* _Source extract_:
What if wrapping turns out to be the wrong shape?

Resolved 2026-04-30. The decision is reversible. If post-merge soak shows mid-week values still slipping in (via raw SQL, scrapers, or new ally-introduced write paths), the chokepoint Action can be tightened or replaced with the typed-column option. The replacing path remains open. Reversibility is a key reason wrapping is the right starting point — smallest change that establishes the doctrine, with room to escalate.

Does this apply to AmbulatorySchedule?

Resolved 2026-04-30. No. AmbulatorySchedule is explicitly out of scope per Commander framing. AmbulatorySchedule has the same start_date / end_date shape and a ClientController::update:248-251 controller-mutation site mirroring the Schedule pattern. A separate disposition is required before any cascade. The chokepoint Action's signature should be reviewable for AmbulatorySchedule reuse but should not assume it.

Why isn't this rolled into ADR-0011?

Resolved 2026-04-30. ADR-0011 is the cross-project doctrine "Actions own all multi-write business logic and transaction wrapping." This ADR is the territory-specific application "all Schedule date mutations route through one specific Action." The structural shape (Action + DTO + property assignment + transaction) is ADR-0011 + ADR-0012 + ADR-0019; the chokepoint identity is emmie-specific. Folding into ADR-0011 dilutes the cross-project doctrine with territory detail.

What about the seeder bypassing the chokepoint?

Resolved 2026-04-30. ScheduleSeeder.php:330 does direct query-builder insert() for performance reasons. The chokepoint deployment rewrites the seeder to use the factory (constrained to Monday-aligned dates). If profiling shows the factory route is too slow for CI, the bulk-insert path can be retained — but constrained to factory-produced data, so output is doctrine-compliant.

Does the scrapers/ directory bypass the chokepoint?

Resolved 2026-04-30 (during interrogation). Surveyor M9 §Scope Limitations flagged scrapers/ as uninvestigated, with the warning "if scrapers/ writes to the schedules table, it would slip past every Action-level guard." Verified: the directory contains a single file, scrapers/zorgboeren.py, a 59-line BeautifulSoup web scraper that fetches care-farm contact data from zorgboeren.nl and exports to Excel via pandas. Zero database connection, zero SQL, zero references to the schedules table or any emmie-internal model. The chokepoint is not bypassed today. Forward-looking risk: the Pest arch test on app/** does not enforce on Python code under scrapers/. If a future scraper writes directly to schedules (raw SQL, ORM, or otherwise), it would bypass the chokepoint Action and the week-alignment validation. The Engineer deployment-order pre-flight should re-verify scrapers/ for new write paths whenever the directory grows beyond the current single file.

Implementation

TerritoryStateNotes
emmieCompletePR #195 merged 2026-05-06 at e47dae1c (branch refactor/EMMIE-0243-schedule-mutation-chokepoint, deleted post-merge). Original Engineer deployment landed 6 commits per the order; General review added commit 7 flipping ScheduleReport:80 (checkIfClientIsScheduledOnDay) — a Schedule date strict comparator missing from Surveyor M9's read-surface inventory. Two pre-merge regressions surfaced and closed on the same branch: (1) EMMIE-0248 underflowEndScheduleAction snapped-down Sunday could land before start_date for in-this-week schedules, rejecting unrelated cascades (workplace delete, user/client deactivation, mass-end); resolved by soft-deleting the schedule when underflow detected (B1 disposition, §D.2 amendment). (2) Overlap-validator stale-input regression (ally review P1) — ValidateScheduleOverlap ran on $schedule->start_date / end_date before the chokepoint reassigned them, so UpdateScheduleAction queried with stale dates and RecreateClientSchedulesOnStatusChangeAction queried with null start_date (silent comparator-fail bypass for any schedule with non-null end_date); resolved by changing __invoke signature to take proposed dates explicitly. AmbulatorySchedule remains explicitly excluded.
Other territoriesNot ApplicableSchedule is an emmie-only entity. PHPStan rule transferability deferred until a second territory exhibits the same pattern.

* _What you have to do_: Copy the stretch of the Schedule chokepoint excerpt from "Does this apply" through "not assume it.", word for word.

Page layout parsing data
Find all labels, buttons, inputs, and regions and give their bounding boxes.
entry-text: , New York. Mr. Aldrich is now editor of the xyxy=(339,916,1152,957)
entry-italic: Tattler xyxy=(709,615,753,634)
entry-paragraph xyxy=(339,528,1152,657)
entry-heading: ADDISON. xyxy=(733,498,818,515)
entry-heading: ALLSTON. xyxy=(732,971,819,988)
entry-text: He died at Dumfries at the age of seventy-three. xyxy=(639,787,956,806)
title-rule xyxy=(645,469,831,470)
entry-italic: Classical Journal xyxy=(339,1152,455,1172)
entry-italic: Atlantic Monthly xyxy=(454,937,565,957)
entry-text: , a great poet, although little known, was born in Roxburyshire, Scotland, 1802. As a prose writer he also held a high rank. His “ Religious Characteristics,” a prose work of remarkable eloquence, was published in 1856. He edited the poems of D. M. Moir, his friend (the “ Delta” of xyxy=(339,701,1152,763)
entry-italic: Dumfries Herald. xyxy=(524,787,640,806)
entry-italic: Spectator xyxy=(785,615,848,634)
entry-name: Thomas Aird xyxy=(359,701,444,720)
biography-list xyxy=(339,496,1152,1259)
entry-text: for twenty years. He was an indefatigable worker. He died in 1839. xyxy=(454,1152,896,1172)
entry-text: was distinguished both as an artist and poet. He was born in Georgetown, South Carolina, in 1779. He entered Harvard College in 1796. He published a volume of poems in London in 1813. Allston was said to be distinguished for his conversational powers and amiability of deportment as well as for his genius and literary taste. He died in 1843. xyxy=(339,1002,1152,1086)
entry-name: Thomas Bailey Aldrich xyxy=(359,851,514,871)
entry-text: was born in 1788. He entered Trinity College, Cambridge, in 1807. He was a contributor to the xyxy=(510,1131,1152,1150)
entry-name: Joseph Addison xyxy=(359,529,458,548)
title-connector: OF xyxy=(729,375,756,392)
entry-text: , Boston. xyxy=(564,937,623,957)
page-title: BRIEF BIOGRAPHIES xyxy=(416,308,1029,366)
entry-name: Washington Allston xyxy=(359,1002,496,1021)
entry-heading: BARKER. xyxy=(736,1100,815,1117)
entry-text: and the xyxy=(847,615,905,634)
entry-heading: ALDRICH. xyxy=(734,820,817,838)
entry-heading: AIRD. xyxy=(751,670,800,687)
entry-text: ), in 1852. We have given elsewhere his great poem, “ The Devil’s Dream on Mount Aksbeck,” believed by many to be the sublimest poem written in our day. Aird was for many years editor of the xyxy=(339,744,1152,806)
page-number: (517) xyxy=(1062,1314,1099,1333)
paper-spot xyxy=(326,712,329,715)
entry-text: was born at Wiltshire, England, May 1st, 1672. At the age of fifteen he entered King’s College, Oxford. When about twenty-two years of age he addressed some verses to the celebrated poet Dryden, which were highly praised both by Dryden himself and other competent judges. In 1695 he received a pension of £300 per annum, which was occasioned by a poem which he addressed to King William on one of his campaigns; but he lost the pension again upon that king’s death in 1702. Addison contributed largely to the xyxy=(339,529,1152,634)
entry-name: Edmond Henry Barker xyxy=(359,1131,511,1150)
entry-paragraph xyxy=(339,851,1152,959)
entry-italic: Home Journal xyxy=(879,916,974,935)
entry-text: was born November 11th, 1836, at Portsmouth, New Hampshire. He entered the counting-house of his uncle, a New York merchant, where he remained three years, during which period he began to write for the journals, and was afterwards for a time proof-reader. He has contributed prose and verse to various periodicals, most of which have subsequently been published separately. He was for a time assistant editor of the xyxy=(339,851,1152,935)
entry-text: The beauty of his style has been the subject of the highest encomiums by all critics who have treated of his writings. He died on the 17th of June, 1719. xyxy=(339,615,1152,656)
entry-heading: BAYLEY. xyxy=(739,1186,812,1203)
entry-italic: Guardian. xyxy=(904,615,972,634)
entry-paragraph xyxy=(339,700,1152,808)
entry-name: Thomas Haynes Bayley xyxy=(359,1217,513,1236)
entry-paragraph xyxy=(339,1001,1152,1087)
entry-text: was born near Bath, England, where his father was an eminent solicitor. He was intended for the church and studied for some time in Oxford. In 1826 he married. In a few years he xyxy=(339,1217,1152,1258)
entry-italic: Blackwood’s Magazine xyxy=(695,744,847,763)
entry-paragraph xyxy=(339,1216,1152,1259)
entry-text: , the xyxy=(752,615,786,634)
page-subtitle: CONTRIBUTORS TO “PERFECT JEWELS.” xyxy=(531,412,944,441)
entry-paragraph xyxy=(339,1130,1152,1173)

* _Output for this task_:
Does this apply to AmbulatorySchedule?

Resolved 2026-04-30. No. AmbulatorySchedule is explicitly out of scope per Commander framing. AmbulatorySchedule has the same start_date / end_date shape and a ClientController::update:248-251 controller-mutation site mirroring the Schedule pattern. A separate disposition is required before any cascade. The chokepoint Action's signature should be reviewable for AmbulatorySchedule reuse but should not assume it.